Transcribe every line exactly and omit anything that is a picture.

★ ★ ★ ★ ★

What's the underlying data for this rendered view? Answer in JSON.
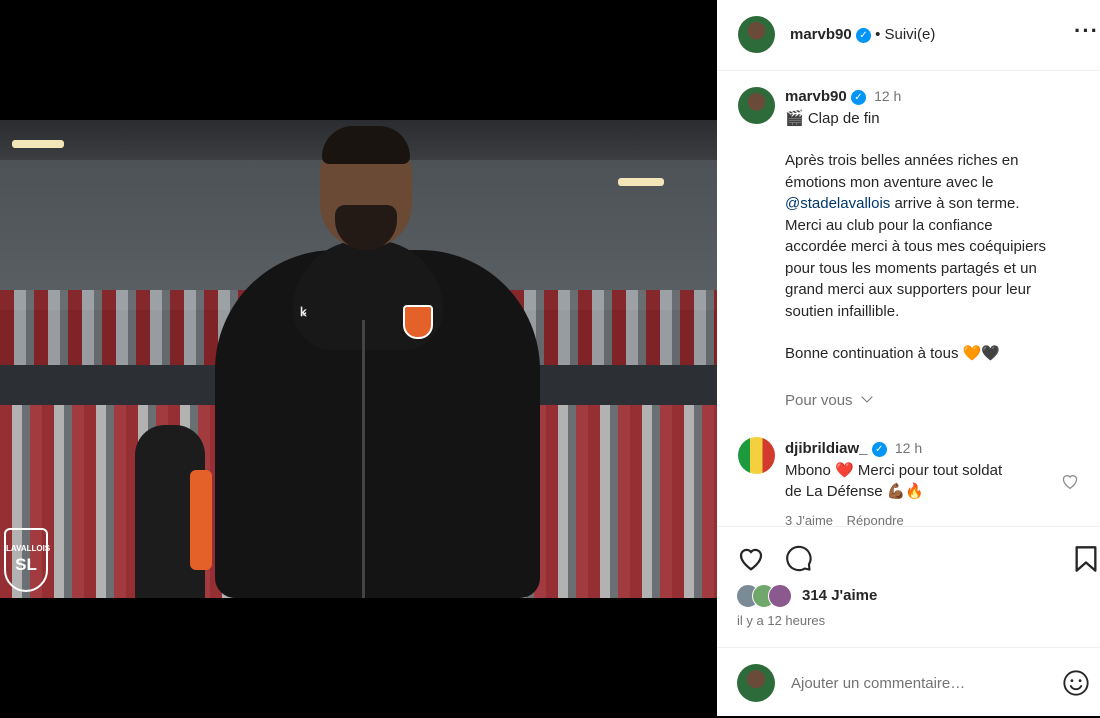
{
  "post": {
    "username": "marvb90",
    "follow_status": "Suivi(e)",
    "more_icon": "more-horizontal-icon",
    "caption_time": "12 h",
    "caption_line1": "🎬 Clap de fin",
    "caption_p1_a": "Après trois belles années riches en",
    "caption_p1_b": "émotions mon aventure avec le",
    "caption_mention": "@stadelavallois",
    "caption_p1_c": " arrive à son terme.",
    "caption_p1_d": "Merci au club pour la confiance",
    "caption_p1_e": "accordée merci à tous mes coéquipiers",
    "caption_p1_f": "pour tous les moments partagés et un",
    "caption_p1_g": "grand merci aux supporters pour leur",
    "caption_p1_h": "soutien infaillible.",
    "caption_p2": "Bonne continuation à tous 🧡🖤",
    "translate_label": "Pour vous",
    "likes_text": "314 J'aime",
    "posted_time": "il y a 12 heures",
    "comment_placeholder": "Ajouter un commentaire…"
  },
  "comment": {
    "username": "djibrildiaw_",
    "time": "12 h",
    "text_line1": "Mbono ❤️ Merci pour tout soldat",
    "text_line2": "de La Défense 💪🏾🔥",
    "likes": "3 J'aime",
    "reply": "Répondre"
  },
  "colors": {
    "verified": "#0095f6",
    "link": "#00376b",
    "muted": "#737373",
    "text": "#262626"
  }
}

★ ★ ★ ★ ★

-- WRITTEN SOLUTION --
What's the underlying data for this rendered view? Answer in JSON.
{
  "post": {
    "username": "marvb90",
    "follow_status": "Suivi(e)",
    "more_icon": "more-horizontal-icon",
    "caption_time": "12 h",
    "caption_line1": "🎬 Clap de fin",
    "caption_p1_a": "Après trois belles années riches en",
    "caption_p1_b": "émotions mon aventure avec le",
    "caption_mention": "@stadelavallois",
    "caption_p1_c": " arrive à son terme.",
    "caption_p1_d": "Merci au club pour la confiance",
    "caption_p1_e": "accordée merci à tous mes coéquipiers",
    "caption_p1_f": "pour tous les moments partagés et un",
    "caption_p1_g": "grand merci aux supporters pour leur",
    "caption_p1_h": "soutien infaillible.",
    "caption_p2": "Bonne continuation à tous 🧡🖤",
    "translate_label": "Pour vous",
    "likes_text": "314 J'aime",
    "posted_time": "il y a 12 heures",
    "comment_placeholder": "Ajouter un commentaire…"
  },
  "comment": {
    "username": "djibrildiaw_",
    "time": "12 h",
    "text_line1": "Mbono ❤️ Merci pour tout soldat",
    "text_line2": "de La Défense 💪🏾🔥",
    "likes": "3 J'aime",
    "reply": "Répondre"
  },
  "colors": {
    "verified": "#0095f6",
    "link": "#00376b",
    "muted": "#737373",
    "text": "#262626"
  }
}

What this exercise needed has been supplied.